**The data**
....
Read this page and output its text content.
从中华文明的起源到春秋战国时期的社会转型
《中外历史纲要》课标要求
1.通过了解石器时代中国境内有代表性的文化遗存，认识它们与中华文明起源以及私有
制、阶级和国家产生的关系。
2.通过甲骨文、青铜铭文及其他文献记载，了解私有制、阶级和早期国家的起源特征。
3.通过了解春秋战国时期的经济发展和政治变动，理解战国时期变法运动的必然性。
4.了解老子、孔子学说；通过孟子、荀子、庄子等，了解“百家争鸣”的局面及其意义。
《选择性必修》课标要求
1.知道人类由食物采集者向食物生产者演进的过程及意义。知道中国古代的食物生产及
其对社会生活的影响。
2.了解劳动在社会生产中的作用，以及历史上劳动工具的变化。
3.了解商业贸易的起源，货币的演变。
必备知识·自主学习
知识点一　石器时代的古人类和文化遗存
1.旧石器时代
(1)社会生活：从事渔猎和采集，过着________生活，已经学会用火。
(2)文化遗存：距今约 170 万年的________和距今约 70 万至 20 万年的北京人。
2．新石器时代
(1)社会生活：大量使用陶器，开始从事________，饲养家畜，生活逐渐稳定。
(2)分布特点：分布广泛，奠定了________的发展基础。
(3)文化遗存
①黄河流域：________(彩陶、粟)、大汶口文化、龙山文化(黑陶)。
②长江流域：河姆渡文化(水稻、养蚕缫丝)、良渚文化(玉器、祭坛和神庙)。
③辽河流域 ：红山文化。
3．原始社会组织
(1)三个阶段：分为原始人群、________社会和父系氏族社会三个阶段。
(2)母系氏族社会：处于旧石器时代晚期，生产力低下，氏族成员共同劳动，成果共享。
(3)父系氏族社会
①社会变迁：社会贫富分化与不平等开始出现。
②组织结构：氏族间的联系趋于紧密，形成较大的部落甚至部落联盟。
....
**Given instruction**
Transcribe every entry exactly.

**Answer to this problem**
Read this page and output its text content.
从中华文明的起源到春秋战国时期的社会转型
《中外历史纲要》课标要求
1.通过了解石器时代中国境内有代表性的文化遗存，认识它们与中华文明起源以及私有
制、阶级和国家产生的关系。
2.通过甲骨文、青铜铭文及其他文献记载，了解私有制、阶级和早期国家的起源特征。
3.通过了解春秋战国时期的经济发展和政治变动，理解战国时期变法运动的必然性。
4.了解老子、孔子学说；通过孟子、荀子、庄子等，了解“百家争鸣”的局面及其意义。
《选择性必修》课标要求
1.知道人类由食物采集者向食物生产者演进的过程及意义。知道中国古代的食物生产及
其对社会生活的影响。
2.了解劳动在社会生产中的作用，以及历史上劳动工具的变化。
3.了解商业贸易的起源，货币的演变。
必备知识·自主学习
知识点一　石器时代的古人类和文化遗存
1.旧石器时代
(1)社会生活：从事渔猎和采集，过着________生活，已经学会用火。
(2)文化遗存：距今约 170 万年的________和距今约 70 万至 20 万年的北京人。
2．新石器时代
(1)社会生活：大量使用陶器，开始从事________，饲养家畜，生活逐渐稳定。
(2)分布特点：分布广泛，奠定了________的发展基础。
(3)文化遗存
①黄河流域：________(彩陶、粟)、大汶口文化、龙山文化(黑陶)。
②长江流域：河姆渡文化(水稻、养蚕缫丝)、良渚文化(玉器、祭坛和神庙)。
③辽河流域 ：红山文化。
3．原始社会组织
(1)三个阶段：分为原始人群、________社会和父系氏族社会三个阶段。
(2)母系氏族社会：处于旧石器时代晚期，生产力低下，氏族成员共同劳动，成果共享。
(3)父系氏族社会
①社会变迁：社会贫富分化与不平等开始出现。
②组织结构：氏族间的联系趋于紧密，形成较大的部落甚至部落联盟。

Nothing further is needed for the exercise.